══ DOCUMENT TEXT

Tuesday, October 15, 2019

Striking Accord: Tony-Winning 'Oslo' Given a Fine TimeLine Production in Chicago -- Chicago Theater Review

Theater Review

a recent play by J.T. Rogers
directed by Nick Bowling
TimeLine Theatre Company
at Broadway Playhouse
Presented by Broadway in Chicago
Thru October 20

In Amadeus, the 1984 film about Mozart adapted by Peter Shaffer from his own play—Shaffer also wrote Equus, which I recently saw for the first time—his patron, Emperor Joseph II, gives a small but condescending critique of one of the maestro’s compositions, saying:
"My dear, young man, don't take it too hard. Your work is ingenious. It's quality work. There are simply too many notes, that's all. Cut a few and it will be perfect."
To which Mozart sharply retorts:
“Which few did you have in mind, Majesty?” 
I feel it only fair to share this point of reference in suggesting that J.T. Rogers' Tony-winning 2016 play, Oslo—which is quite astute, enlightening and largely masterful—might have felt even greater to me were about 30 minutes cut from its 2 hour & 45 minute runtime.

Photo credit on all: Brett Beiner
Obviously, Rogers—whose The Overwhelming I also enjoyed several years ago—didn’t think there was any unneeded excess to his script, and in addition to the 2017 Tony for Best Play, it won a slew of other awards.

So who am I to say, and regardless I still highly recommend Oslo, which despite all its honors didn't get funding for a national tour so is being presented in Chicago--under the auspices of Broadway in Chicago--by TimeLine Theatre, long one of the city's best local troupes.

I am delighted for the exposure TimeLine is getting in staging this high-profile work within the Broadway Playhouse at Water Tower Place (rather than in its regular home in part of a church complex on Wellington Avenue).

Though I didn't have time to read a lot of it, it's great that TimeLine is able to maintain its tradition of accompanying shows with informative background information on lobby displays, as well as publishing additional material in its Backstory pamphlet, which supplements the regular show program.

Oslo's focus on international diplomacy--specifically negotiations between Israel and the Palestine Liberation Organization (PLO) leading to peace accords announced in September 1993--reminded me of a play called Blind Date, about the first meeting between President Ronald Reagan and Soviet leader Mikhail Gorbachev.

But Oslo is considerably better than that work in almost all ways, including by focusing on negotiators a step--or several--below Israel Prime Minister Yitzhak Rabin, PLO Chairman Yassar Arafat and U.S. President Bill Clinton.

════
══ DATA UNDER STUDY

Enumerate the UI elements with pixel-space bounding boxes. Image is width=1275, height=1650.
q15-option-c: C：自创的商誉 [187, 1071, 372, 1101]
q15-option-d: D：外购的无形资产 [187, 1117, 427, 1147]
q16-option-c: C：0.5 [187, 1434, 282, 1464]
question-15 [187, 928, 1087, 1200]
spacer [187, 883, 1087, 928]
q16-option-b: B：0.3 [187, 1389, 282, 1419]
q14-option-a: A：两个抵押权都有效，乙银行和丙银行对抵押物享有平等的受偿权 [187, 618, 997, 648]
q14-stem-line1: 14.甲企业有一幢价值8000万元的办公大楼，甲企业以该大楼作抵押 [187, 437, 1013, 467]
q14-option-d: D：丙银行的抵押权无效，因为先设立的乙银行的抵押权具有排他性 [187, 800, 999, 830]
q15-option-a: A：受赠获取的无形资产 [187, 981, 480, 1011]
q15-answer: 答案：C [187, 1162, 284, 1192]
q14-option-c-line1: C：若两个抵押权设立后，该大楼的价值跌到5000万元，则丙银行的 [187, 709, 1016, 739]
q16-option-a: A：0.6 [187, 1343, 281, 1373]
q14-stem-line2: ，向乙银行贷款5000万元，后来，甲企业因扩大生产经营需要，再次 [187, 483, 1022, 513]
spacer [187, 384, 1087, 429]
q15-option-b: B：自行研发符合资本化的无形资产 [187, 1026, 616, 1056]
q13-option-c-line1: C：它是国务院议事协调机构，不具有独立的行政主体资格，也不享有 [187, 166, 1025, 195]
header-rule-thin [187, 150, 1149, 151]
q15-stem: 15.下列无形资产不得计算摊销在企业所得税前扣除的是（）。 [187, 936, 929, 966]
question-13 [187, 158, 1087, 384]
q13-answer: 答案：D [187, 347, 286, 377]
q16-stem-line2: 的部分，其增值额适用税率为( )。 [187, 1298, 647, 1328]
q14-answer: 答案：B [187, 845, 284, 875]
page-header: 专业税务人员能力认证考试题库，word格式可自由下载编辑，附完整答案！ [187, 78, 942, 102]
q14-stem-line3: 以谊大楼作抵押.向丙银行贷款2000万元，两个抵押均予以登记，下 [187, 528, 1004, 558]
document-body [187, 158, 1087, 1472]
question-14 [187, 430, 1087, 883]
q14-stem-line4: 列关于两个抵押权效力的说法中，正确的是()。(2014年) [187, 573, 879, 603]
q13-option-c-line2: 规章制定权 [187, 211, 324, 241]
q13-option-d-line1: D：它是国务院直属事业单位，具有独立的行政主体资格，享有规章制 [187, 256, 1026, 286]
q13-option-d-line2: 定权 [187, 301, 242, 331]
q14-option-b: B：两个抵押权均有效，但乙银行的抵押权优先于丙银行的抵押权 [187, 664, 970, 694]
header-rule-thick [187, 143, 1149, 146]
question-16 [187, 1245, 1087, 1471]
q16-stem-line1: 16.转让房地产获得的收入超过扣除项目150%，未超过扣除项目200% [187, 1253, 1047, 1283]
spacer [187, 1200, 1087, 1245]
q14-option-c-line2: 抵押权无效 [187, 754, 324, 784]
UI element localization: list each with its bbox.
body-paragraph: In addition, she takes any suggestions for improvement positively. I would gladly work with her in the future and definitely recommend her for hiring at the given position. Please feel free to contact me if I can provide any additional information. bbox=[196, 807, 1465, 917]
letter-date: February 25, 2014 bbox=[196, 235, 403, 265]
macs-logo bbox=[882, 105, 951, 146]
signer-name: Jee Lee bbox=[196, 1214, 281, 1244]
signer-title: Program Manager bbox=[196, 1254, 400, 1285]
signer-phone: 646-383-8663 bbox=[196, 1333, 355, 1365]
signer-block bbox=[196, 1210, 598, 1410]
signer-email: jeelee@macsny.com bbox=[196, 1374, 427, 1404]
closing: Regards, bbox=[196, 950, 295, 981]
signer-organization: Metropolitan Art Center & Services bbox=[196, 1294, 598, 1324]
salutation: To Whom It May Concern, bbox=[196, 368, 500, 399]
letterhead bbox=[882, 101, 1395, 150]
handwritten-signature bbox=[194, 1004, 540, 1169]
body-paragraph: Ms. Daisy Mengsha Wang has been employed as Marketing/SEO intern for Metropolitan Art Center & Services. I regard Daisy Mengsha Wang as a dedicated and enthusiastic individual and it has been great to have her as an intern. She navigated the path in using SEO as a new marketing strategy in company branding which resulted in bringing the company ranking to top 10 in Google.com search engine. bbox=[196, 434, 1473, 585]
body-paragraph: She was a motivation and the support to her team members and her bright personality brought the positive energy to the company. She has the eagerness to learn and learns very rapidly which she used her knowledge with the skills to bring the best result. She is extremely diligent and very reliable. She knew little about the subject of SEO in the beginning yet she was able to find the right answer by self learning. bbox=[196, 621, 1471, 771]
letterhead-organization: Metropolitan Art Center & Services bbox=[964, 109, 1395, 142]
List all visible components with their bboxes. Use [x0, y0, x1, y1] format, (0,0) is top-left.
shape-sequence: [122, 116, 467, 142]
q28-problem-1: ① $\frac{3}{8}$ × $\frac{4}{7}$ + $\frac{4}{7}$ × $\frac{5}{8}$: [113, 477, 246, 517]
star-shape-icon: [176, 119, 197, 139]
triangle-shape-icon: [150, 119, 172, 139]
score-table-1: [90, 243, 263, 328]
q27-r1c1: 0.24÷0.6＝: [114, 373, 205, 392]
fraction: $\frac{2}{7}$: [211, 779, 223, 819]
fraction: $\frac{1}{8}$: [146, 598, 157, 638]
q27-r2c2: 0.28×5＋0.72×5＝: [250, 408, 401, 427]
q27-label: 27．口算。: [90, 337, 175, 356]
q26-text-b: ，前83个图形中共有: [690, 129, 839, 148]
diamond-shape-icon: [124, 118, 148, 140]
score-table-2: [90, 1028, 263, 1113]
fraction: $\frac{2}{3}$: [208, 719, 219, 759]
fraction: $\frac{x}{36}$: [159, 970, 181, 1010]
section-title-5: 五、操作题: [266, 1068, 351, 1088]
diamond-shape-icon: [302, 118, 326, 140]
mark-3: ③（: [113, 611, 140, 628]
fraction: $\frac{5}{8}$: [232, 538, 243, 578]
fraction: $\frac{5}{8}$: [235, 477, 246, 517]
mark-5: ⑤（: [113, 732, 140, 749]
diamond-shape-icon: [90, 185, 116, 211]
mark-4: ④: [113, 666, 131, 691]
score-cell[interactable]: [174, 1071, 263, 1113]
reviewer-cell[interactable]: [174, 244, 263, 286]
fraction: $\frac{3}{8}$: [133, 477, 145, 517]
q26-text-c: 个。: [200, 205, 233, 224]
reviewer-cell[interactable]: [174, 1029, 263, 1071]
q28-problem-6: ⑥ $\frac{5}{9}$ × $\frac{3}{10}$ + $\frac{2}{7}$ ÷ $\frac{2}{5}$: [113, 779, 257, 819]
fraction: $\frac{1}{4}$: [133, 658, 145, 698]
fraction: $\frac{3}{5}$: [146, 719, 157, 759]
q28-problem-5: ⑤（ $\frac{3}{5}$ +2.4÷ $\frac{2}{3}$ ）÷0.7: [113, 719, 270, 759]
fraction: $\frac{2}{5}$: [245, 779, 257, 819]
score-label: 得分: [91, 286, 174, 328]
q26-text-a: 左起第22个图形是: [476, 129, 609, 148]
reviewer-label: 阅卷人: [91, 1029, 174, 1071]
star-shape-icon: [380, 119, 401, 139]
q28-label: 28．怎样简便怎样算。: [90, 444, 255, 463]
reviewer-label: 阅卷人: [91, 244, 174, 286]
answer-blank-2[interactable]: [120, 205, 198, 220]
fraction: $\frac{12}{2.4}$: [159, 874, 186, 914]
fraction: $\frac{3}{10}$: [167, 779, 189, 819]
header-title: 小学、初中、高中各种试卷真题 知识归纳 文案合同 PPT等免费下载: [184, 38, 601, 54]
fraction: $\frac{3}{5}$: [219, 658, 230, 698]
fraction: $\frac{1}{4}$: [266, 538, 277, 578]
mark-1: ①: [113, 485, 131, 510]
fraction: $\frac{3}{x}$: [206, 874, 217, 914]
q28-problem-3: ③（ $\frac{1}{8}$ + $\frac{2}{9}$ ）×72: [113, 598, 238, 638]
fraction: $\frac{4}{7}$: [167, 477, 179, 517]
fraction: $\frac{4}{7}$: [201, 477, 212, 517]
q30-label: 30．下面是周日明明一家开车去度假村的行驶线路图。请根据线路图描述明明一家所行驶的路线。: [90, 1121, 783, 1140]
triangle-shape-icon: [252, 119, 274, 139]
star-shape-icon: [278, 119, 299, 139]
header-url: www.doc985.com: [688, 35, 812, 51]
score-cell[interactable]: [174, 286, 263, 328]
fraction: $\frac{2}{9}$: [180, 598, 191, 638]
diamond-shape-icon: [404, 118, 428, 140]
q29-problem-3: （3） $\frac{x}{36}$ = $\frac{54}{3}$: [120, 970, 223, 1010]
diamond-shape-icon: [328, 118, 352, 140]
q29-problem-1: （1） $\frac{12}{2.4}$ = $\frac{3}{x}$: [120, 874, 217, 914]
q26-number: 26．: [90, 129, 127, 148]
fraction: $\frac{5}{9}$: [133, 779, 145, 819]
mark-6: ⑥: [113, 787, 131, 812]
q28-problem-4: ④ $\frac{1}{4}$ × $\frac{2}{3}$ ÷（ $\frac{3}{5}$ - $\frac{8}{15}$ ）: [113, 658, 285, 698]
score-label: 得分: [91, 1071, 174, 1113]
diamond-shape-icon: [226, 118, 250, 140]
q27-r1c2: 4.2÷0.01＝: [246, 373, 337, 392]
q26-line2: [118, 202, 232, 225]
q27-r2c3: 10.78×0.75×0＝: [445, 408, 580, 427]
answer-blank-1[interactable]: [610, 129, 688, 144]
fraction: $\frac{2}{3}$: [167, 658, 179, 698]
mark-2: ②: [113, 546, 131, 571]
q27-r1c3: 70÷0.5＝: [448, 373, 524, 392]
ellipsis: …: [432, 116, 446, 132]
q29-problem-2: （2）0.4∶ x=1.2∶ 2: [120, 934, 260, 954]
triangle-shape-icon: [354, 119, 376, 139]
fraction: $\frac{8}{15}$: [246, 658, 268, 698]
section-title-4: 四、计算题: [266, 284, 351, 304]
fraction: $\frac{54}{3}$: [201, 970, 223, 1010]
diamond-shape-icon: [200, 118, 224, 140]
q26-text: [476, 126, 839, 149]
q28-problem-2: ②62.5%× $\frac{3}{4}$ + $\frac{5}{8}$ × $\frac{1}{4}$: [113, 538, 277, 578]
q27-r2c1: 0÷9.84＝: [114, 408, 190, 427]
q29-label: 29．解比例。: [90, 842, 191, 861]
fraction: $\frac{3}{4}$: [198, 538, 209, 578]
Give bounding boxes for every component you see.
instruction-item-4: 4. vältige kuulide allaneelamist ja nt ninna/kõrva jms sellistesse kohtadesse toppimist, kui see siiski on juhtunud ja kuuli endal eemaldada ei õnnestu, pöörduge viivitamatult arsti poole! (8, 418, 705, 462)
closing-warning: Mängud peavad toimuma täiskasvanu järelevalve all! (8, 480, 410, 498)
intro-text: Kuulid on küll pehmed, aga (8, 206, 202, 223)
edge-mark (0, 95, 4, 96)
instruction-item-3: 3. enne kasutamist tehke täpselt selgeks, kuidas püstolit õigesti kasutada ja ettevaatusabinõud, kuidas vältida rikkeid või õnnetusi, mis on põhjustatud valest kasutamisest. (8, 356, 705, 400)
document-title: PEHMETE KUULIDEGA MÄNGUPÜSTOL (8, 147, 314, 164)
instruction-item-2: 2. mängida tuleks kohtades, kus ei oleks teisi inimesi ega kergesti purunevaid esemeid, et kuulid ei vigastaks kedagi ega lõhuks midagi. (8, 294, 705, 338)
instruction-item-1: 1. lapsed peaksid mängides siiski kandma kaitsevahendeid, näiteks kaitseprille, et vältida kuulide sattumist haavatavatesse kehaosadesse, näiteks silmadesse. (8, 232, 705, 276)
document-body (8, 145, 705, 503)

════

__ACTIVITIES__:
- a) Answer these questions about the theater review:
(i) Who directed the TimeLine production of Oslo?
(ii) What is the play's runtime according to the review?
(iii) Which play about Reagan and Gorbachev does Oslo's focus on diplomacy bring to the reviewer's mind?
- b) Write a continuation of the theater review of Oslo, starting after its last sentence.

__RESPONSES BY ITEM NUMBER__:
- a)
(i) Nick Bowling
(ii) 2 hours and 45 minutes
(iii) Blind Date

- b)
The Palestinians are primarily represented by Arafat subordinates Ahmed Qurie (Anish Jethmalani) and Hassan Asfour (Amro Salama), while a rumpled economics professor named Yair Hirschfeld (Ron E. Rains) is initially selected by Deputy Minister of Foreign Affairs Yossi Belin (Stef Tovar) to negotiate on behalf of Israel, with Uri Savir (Jed Feder) also getting involved. An attorney named Joel Singer (Tom Hickey) later takes a key seat at the table.

All these roles are well played, and under the fine direction of Nick Bowling, Rogers' deeply-researched script incorporates a surprising amount of humor and humanity into the clandestine negotiations that largely take place in Oslo, the capital of Norway.

But the heart of the play--which features a 13-person cast, and that's with some actors playing multiple roles--comes in enlightening the world to the behind the scenes involvement and importance of Norwegian couple Terje Rød-Larsen (an excellent Scott Parkinson) and Mona Juul (Bri Sudia,  terrific again as in TimeLine's A Shayna Maidel and several musicals).

Terje is a professor who runs a think tank/aid organization with the help of Mona--who is also a noted diplomat--and they essentially push for the Israel-PLO summit to happen, initially quite secretly.

There's a lot going on, and its to Rogers' great credit--as well as Bowling and the excellent cast here--that despite the subject matter, it's eminently watchable and far more powerful than ponderous.

Yes, as I opined to open, the play feels long, particularly the first act, where it seemed there could be fewer scenes with the various negotiators involved.

Certainly, heading downtown after a workday in the far north suburbs wasn't ideal for me staying pinpoint sharp throughout, but Oslo did hold my attention, while considerably entertaining and enlightening me.

It is an excellent play that demands being seen.

Perhaps even more if there was just a bit less.